┌─ Data records

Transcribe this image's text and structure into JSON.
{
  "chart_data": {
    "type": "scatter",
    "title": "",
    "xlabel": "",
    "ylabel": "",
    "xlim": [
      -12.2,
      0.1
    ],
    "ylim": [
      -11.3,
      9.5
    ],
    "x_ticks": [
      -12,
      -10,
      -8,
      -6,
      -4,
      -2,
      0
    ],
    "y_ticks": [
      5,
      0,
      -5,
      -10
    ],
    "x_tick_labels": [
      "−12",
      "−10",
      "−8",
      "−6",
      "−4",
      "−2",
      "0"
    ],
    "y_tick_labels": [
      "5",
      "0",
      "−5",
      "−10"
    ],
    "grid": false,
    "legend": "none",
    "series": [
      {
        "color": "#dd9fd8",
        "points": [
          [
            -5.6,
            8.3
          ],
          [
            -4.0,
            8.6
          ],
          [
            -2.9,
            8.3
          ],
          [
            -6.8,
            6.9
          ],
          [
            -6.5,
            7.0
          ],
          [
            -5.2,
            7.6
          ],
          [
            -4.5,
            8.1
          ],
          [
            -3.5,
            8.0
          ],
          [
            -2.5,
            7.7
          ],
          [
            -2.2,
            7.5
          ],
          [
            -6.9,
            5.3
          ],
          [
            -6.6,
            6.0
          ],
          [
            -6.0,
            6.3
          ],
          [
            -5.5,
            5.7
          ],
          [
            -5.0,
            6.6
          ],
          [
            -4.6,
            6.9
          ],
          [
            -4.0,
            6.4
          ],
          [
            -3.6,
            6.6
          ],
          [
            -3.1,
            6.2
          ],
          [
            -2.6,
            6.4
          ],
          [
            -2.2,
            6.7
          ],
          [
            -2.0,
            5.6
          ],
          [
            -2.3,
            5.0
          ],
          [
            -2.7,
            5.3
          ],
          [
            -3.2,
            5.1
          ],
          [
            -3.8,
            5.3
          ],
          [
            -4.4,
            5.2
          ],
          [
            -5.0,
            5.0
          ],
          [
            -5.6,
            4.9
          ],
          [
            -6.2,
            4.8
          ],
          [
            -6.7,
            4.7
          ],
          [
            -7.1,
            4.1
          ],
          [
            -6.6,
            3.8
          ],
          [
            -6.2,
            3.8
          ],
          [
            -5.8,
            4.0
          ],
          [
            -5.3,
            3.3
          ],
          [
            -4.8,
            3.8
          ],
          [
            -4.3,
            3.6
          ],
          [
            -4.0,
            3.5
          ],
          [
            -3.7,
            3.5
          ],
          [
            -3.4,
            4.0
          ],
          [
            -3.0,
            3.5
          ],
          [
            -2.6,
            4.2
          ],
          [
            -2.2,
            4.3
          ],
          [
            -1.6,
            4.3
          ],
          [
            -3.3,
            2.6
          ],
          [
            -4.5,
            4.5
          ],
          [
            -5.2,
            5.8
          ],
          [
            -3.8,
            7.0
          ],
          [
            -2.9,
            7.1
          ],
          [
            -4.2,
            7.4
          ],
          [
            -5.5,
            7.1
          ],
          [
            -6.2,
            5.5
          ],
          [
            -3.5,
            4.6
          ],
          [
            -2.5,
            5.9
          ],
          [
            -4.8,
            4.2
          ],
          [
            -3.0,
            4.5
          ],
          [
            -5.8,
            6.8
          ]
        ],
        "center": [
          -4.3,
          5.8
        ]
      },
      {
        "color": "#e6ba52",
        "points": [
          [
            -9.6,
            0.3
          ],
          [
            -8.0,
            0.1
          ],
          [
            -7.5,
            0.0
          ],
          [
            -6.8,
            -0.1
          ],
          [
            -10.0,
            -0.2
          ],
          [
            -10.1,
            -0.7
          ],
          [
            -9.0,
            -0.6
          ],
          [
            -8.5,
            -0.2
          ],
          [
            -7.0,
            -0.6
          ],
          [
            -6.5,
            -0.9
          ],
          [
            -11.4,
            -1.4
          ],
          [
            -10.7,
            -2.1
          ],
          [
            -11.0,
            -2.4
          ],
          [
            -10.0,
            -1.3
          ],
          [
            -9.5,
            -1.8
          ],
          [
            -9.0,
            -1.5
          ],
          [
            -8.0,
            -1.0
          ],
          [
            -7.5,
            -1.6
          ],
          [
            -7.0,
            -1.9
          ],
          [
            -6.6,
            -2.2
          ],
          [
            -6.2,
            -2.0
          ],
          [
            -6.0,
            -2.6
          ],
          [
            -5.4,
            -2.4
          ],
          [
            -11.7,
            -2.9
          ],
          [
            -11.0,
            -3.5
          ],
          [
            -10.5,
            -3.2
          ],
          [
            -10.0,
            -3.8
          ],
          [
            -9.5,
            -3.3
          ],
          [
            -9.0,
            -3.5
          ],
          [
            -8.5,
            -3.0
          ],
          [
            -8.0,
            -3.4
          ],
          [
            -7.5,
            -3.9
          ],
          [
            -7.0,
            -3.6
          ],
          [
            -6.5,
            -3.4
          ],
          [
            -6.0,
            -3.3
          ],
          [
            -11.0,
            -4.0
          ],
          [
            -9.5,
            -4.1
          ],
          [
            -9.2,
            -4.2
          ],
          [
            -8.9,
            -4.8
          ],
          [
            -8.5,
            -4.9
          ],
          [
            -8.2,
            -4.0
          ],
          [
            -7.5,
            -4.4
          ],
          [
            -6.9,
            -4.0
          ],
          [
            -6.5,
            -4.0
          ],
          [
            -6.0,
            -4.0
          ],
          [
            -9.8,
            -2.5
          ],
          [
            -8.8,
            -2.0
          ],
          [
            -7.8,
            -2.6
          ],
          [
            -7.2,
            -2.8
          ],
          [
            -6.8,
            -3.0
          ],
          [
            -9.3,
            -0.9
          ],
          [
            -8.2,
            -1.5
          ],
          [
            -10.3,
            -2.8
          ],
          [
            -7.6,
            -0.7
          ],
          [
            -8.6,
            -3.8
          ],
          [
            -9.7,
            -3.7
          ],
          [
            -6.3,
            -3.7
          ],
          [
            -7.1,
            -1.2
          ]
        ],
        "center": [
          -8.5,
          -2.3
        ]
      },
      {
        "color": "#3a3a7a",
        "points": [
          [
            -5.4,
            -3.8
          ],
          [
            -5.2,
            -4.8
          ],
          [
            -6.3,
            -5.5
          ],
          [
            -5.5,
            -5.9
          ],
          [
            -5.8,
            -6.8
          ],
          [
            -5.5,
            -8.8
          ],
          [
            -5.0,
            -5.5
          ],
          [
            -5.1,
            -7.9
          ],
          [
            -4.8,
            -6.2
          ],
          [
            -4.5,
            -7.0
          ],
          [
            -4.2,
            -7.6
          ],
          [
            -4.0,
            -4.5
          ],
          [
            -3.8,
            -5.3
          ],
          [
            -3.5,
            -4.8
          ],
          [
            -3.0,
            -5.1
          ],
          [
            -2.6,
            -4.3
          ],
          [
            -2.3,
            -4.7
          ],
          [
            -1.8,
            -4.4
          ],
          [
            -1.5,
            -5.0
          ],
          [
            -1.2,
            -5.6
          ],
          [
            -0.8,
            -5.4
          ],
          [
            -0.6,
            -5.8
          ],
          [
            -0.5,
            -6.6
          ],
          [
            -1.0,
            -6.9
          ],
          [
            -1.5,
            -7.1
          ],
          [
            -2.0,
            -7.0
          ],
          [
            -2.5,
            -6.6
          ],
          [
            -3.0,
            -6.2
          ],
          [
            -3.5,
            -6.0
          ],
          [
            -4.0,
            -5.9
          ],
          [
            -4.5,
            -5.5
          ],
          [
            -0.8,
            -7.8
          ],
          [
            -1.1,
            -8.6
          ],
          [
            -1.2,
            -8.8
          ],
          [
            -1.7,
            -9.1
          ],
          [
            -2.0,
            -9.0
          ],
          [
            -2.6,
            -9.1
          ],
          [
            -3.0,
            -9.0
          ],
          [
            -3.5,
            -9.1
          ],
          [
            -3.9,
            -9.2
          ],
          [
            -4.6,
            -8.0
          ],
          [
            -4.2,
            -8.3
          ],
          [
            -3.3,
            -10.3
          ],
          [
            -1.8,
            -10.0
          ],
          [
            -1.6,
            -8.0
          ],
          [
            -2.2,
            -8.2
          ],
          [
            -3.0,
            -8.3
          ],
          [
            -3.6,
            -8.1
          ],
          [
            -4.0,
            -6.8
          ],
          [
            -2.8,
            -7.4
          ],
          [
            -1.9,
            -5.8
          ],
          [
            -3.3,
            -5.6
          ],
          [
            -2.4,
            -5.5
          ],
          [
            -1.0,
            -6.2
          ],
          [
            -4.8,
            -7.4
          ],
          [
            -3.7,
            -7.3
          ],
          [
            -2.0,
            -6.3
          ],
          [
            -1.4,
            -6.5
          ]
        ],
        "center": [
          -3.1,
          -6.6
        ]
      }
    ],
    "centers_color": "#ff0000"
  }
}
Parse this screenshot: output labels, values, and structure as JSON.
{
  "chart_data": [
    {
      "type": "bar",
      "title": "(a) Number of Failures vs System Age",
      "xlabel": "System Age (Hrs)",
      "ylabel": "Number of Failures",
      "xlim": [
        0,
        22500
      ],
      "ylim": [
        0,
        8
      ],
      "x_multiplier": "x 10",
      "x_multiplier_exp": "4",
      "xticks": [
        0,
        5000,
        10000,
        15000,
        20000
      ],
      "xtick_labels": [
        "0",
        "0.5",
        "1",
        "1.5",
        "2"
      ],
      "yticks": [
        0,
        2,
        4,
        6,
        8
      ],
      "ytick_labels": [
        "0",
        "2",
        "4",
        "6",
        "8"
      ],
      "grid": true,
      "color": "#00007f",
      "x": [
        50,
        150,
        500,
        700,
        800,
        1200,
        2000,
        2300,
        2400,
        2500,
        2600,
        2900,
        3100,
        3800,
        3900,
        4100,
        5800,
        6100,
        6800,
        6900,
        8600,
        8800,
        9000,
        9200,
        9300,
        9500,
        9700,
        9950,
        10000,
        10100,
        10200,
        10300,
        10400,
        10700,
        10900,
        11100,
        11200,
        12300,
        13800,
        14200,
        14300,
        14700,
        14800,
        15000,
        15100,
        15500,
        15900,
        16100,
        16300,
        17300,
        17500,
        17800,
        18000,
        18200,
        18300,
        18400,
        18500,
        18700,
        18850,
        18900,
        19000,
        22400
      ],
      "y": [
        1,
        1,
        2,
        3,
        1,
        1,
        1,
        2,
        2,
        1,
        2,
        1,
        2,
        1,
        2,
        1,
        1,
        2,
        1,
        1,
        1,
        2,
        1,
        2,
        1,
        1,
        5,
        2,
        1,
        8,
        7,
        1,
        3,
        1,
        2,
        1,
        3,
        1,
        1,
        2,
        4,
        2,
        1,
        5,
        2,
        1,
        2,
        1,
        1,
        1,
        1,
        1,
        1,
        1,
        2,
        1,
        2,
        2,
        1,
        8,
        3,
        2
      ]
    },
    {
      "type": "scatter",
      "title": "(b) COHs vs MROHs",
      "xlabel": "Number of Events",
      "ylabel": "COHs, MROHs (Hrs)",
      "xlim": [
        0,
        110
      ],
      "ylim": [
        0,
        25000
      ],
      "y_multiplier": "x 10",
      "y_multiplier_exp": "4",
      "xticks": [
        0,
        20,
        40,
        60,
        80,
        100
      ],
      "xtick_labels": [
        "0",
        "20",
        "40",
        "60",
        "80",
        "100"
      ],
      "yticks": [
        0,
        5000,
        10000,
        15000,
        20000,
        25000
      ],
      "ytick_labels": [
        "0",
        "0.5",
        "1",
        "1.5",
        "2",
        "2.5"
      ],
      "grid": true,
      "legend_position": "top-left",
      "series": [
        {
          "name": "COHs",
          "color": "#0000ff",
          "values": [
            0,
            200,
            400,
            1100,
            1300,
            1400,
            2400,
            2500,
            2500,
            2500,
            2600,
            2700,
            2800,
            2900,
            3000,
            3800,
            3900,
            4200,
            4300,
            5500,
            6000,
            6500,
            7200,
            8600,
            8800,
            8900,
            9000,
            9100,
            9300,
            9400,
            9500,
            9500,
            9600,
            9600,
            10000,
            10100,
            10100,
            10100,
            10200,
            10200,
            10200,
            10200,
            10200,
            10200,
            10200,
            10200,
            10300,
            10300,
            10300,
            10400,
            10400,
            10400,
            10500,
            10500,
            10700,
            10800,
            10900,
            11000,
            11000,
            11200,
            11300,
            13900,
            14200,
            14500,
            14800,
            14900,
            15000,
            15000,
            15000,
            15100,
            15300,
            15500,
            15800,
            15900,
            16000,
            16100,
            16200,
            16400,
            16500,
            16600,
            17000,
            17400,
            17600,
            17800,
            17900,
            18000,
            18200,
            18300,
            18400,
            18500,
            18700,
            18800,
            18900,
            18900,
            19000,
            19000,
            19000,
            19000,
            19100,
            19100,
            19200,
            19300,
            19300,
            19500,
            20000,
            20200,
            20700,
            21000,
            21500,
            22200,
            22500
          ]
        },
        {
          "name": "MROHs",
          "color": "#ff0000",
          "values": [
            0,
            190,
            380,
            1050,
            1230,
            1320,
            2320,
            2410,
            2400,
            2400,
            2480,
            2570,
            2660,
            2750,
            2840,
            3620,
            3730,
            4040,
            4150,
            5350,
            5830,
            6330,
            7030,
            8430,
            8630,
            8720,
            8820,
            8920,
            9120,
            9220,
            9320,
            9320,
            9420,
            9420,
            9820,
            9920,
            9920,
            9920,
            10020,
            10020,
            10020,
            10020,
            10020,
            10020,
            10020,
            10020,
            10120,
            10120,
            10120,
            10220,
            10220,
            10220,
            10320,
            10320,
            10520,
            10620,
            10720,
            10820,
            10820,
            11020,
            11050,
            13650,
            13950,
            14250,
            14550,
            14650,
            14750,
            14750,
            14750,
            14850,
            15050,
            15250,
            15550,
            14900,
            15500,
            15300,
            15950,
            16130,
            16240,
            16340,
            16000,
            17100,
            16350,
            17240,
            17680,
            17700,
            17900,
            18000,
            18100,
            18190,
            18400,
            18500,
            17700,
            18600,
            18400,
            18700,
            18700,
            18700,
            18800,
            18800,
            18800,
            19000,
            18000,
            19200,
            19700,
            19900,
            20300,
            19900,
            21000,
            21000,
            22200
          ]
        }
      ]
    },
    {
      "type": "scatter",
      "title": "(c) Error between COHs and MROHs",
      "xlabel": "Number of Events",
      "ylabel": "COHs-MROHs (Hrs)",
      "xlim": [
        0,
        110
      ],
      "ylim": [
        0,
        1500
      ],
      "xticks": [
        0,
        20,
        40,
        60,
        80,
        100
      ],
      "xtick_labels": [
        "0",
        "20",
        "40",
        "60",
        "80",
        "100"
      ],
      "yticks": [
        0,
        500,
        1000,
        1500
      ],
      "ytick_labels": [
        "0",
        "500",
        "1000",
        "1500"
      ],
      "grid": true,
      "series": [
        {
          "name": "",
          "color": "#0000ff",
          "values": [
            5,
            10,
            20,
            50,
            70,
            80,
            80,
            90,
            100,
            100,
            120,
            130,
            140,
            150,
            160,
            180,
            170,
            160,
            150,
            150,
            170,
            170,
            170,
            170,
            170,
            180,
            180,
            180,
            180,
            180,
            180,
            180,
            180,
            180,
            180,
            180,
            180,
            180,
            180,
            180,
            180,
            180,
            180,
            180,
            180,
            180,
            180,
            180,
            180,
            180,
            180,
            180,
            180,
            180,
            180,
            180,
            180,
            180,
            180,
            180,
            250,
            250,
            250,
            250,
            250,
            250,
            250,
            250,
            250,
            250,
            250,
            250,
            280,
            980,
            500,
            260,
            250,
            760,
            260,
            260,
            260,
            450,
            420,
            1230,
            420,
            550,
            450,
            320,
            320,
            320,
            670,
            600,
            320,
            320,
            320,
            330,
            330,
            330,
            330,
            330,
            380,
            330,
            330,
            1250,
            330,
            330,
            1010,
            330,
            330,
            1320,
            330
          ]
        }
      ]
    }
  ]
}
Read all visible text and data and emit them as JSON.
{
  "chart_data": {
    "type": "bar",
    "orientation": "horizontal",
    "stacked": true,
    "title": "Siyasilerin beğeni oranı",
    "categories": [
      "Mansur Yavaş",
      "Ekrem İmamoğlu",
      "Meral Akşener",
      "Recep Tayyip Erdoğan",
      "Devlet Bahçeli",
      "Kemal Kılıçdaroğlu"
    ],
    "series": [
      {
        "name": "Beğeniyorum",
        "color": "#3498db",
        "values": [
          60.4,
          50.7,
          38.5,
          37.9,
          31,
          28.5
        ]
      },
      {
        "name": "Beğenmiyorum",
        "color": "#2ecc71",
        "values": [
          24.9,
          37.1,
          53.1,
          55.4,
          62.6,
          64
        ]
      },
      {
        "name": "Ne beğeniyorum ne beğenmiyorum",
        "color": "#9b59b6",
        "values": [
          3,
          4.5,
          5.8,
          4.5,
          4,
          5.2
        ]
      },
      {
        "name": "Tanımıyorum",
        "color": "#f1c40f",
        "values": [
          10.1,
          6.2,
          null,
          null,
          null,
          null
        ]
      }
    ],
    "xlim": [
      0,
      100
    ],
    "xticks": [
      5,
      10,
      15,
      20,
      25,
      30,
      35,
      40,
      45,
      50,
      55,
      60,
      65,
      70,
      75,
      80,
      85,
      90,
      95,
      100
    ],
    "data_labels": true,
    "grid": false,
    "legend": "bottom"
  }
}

└─

Work through the listing above and report how many lines include the string "MROHs", with no other text.

5